# Set exercise:
Transcribe every line of the data below exactly, with no changes.

══ Records for this exercise ══

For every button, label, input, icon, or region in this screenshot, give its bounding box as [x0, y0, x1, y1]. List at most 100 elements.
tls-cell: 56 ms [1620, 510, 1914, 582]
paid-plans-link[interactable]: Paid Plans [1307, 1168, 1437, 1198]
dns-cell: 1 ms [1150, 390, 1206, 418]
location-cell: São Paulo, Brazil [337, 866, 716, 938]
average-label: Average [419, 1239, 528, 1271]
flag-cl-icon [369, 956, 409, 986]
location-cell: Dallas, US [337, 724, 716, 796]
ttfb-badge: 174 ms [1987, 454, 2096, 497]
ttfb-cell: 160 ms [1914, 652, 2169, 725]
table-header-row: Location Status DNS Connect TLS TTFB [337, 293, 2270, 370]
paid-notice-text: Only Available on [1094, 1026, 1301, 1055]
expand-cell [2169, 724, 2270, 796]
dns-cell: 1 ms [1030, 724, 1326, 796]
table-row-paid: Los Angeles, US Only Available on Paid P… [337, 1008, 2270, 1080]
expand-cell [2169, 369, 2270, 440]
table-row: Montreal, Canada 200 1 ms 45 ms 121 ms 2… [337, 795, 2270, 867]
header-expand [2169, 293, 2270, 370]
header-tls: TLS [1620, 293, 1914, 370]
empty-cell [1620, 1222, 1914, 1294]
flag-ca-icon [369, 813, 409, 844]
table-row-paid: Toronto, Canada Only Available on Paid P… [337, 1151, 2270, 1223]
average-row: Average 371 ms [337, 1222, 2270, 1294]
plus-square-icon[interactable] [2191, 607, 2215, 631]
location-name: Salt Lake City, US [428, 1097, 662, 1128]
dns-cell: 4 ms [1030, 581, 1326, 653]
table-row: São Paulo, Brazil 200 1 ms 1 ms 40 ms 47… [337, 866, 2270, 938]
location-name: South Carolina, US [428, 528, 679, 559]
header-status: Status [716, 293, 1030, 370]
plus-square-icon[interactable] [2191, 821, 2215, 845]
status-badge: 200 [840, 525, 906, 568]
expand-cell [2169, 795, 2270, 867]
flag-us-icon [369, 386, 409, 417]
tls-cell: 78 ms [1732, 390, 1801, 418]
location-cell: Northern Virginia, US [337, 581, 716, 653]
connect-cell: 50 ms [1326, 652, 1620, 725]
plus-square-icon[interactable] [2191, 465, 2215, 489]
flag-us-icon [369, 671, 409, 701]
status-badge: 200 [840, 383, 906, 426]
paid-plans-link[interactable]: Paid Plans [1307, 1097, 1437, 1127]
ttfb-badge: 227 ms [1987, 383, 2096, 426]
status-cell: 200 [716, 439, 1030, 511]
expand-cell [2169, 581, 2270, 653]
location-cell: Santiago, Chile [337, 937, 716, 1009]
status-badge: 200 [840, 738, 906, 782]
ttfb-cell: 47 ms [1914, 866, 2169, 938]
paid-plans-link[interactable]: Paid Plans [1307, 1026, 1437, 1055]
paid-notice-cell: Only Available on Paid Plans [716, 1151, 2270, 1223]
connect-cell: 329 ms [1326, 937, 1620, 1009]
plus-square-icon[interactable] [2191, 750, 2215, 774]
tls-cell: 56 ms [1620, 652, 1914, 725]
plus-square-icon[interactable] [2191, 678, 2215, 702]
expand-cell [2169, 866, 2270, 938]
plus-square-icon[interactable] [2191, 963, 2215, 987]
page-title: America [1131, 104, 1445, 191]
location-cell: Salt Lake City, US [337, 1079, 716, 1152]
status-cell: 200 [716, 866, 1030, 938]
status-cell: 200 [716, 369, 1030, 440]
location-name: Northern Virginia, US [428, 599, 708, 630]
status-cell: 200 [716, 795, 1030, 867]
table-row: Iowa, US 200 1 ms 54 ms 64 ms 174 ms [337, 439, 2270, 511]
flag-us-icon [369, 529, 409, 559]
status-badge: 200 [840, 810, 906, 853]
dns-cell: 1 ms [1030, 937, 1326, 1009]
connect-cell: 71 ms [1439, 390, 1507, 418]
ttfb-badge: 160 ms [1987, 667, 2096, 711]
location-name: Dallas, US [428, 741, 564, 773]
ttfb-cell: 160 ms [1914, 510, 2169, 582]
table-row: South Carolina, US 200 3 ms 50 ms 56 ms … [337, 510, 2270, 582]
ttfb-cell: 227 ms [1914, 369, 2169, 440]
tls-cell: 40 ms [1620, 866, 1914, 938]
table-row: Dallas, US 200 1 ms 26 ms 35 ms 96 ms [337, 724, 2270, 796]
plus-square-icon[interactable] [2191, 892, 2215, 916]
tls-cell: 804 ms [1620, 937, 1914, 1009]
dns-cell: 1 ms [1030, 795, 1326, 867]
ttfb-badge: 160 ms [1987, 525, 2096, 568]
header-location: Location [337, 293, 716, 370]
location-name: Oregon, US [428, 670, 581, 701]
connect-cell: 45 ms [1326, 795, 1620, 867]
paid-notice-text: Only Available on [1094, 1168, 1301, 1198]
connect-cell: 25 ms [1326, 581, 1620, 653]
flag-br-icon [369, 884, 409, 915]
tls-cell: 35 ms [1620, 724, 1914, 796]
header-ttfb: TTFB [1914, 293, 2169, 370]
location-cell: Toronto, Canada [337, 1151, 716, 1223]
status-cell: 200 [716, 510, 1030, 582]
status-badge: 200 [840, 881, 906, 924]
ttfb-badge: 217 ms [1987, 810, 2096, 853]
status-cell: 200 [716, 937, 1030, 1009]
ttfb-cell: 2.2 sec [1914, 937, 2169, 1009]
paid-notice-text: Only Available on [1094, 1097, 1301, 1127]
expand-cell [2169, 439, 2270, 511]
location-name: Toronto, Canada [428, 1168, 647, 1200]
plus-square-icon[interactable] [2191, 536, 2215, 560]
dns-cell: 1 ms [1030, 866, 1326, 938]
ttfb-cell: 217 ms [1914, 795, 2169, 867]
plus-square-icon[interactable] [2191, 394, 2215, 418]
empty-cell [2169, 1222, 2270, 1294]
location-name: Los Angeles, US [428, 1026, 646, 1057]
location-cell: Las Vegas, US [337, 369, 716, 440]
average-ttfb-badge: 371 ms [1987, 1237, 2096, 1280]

═══

# Answer to the problem:
For every button, label, input, icon, or region in this screenshot, give its bounding box as [x0, y0, x1, y1]. List at most 100 elements.
tls-cell: 56 ms [1620, 510, 1914, 582]
paid-plans-link[interactable]: Paid Plans [1307, 1168, 1437, 1198]
dns-cell: 1 ms [1150, 390, 1206, 418]
location-cell: São Paulo, Brazil [337, 866, 716, 938]
average-label: Average [419, 1239, 528, 1271]
flag-cl-icon [369, 956, 409, 986]
location-cell: Dallas, US [337, 724, 716, 796]
ttfb-badge: 174 ms [1987, 454, 2096, 497]
ttfb-cell: 160 ms [1914, 652, 2169, 725]
table-header-row: Location Status DNS Connect TLS TTFB [337, 293, 2270, 370]
paid-notice-text: Only Available on [1094, 1026, 1301, 1055]
expand-cell [2169, 724, 2270, 796]
dns-cell: 1 ms [1030, 724, 1326, 796]
table-row-paid: Los Angeles, US Only Available on Paid P… [337, 1008, 2270, 1080]
expand-cell [2169, 369, 2270, 440]
table-row: Montreal, Canada 200 1 ms 45 ms 121 ms 2… [337, 795, 2270, 867]
header-expand [2169, 293, 2270, 370]
header-tls: TLS [1620, 293, 1914, 370]
empty-cell [1620, 1222, 1914, 1294]
flag-ca-icon [369, 813, 409, 844]
table-row-paid: Toronto, Canada Only Available on Paid P… [337, 1151, 2270, 1223]
average-row: Average 371 ms [337, 1222, 2270, 1294]
plus-square-icon[interactable] [2191, 607, 2215, 631]
location-name: Salt Lake City, US [428, 1097, 662, 1128]
dns-cell: 4 ms [1030, 581, 1326, 653]
table-row: São Paulo, Brazil 200 1 ms 1 ms 40 ms 47… [337, 866, 2270, 938]
location-name: South Carolina, US [428, 528, 679, 559]
header-status: Status [716, 293, 1030, 370]
plus-square-icon[interactable] [2191, 821, 2215, 845]
status-badge: 200 [840, 525, 906, 568]
expand-cell [2169, 795, 2270, 867]
flag-us-icon [369, 386, 409, 417]
tls-cell: 78 ms [1732, 390, 1801, 418]
location-cell: Northern Virginia, US [337, 581, 716, 653]
connect-cell: 50 ms [1326, 652, 1620, 725]
plus-square-icon[interactable] [2191, 465, 2215, 489]
flag-us-icon [369, 671, 409, 701]
status-badge: 200 [840, 383, 906, 426]
paid-plans-link[interactable]: Paid Plans [1307, 1097, 1437, 1127]
ttfb-badge: 227 ms [1987, 383, 2096, 426]
status-cell: 200 [716, 439, 1030, 511]
expand-cell [2169, 581, 2270, 653]
location-cell: Santiago, Chile [337, 937, 716, 1009]
status-badge: 200 [840, 738, 906, 782]
ttfb-cell: 47 ms [1914, 866, 2169, 938]
paid-plans-link[interactable]: Paid Plans [1307, 1026, 1437, 1055]
paid-notice-cell: Only Available on Paid Plans [716, 1151, 2270, 1223]
connect-cell: 329 ms [1326, 937, 1620, 1009]
plus-square-icon[interactable] [2191, 750, 2215, 774]
tls-cell: 56 ms [1620, 652, 1914, 725]
plus-square-icon[interactable] [2191, 678, 2215, 702]
expand-cell [2169, 866, 2270, 938]
plus-square-icon[interactable] [2191, 963, 2215, 987]
page-title: America [1131, 104, 1445, 191]
location-cell: Salt Lake City, US [337, 1079, 716, 1152]
status-cell: 200 [716, 866, 1030, 938]
status-cell: 200 [716, 369, 1030, 440]
location-name: Northern Virginia, US [428, 599, 708, 630]
status-cell: 200 [716, 795, 1030, 867]
table-row: Iowa, US 200 1 ms 54 ms 64 ms 174 ms [337, 439, 2270, 511]
flag-us-icon [369, 529, 409, 559]
status-badge: 200 [840, 810, 906, 853]
dns-cell: 1 ms [1030, 937, 1326, 1009]
connect-cell: 71 ms [1439, 390, 1507, 418]
ttfb-badge: 160 ms [1987, 667, 2096, 711]
location-name: Dallas, US [428, 741, 564, 773]
ttfb-cell: 160 ms [1914, 510, 2169, 582]
table-row: South Carolina, US 200 3 ms 50 ms 56 ms … [337, 510, 2270, 582]
ttfb-cell: 227 ms [1914, 369, 2169, 440]
tls-cell: 40 ms [1620, 866, 1914, 938]
table-row: Dallas, US 200 1 ms 26 ms 35 ms 96 ms [337, 724, 2270, 796]
plus-square-icon[interactable] [2191, 892, 2215, 916]
tls-cell: 804 ms [1620, 937, 1914, 1009]
dns-cell: 1 ms [1030, 795, 1326, 867]
ttfb-badge: 160 ms [1987, 525, 2096, 568]
header-location: Location [337, 293, 716, 370]
location-name: Oregon, US [428, 670, 581, 701]
connect-cell: 45 ms [1326, 795, 1620, 867]
paid-notice-text: Only Available on [1094, 1168, 1301, 1198]
connect-cell: 25 ms [1326, 581, 1620, 653]
flag-br-icon [369, 884, 409, 915]
tls-cell: 35 ms [1620, 724, 1914, 796]
header-ttfb: TTFB [1914, 293, 2169, 370]
location-cell: Toronto, Canada [337, 1151, 716, 1223]
status-cell: 200 [716, 510, 1030, 582]
status-badge: 200 [840, 881, 906, 924]
ttfb-badge: 217 ms [1987, 810, 2096, 853]
status-cell: 200 [716, 937, 1030, 1009]
ttfb-cell: 2.2 sec [1914, 937, 2169, 1009]
paid-notice-text: Only Available on [1094, 1097, 1301, 1127]
expand-cell [2169, 439, 2270, 511]
location-name: Toronto, Canada [428, 1168, 647, 1200]
plus-square-icon[interactable] [2191, 536, 2215, 560]
dns-cell: 1 ms [1030, 866, 1326, 938]
ttfb-cell: 217 ms [1914, 795, 2169, 867]
plus-square-icon[interactable] [2191, 394, 2215, 418]
empty-cell [2169, 1222, 2270, 1294]
location-name: Los Angeles, US [428, 1026, 646, 1057]
location-cell: Las Vegas, US [337, 369, 716, 440]
average-ttfb-badge: 371 ms [1987, 1237, 2096, 1280]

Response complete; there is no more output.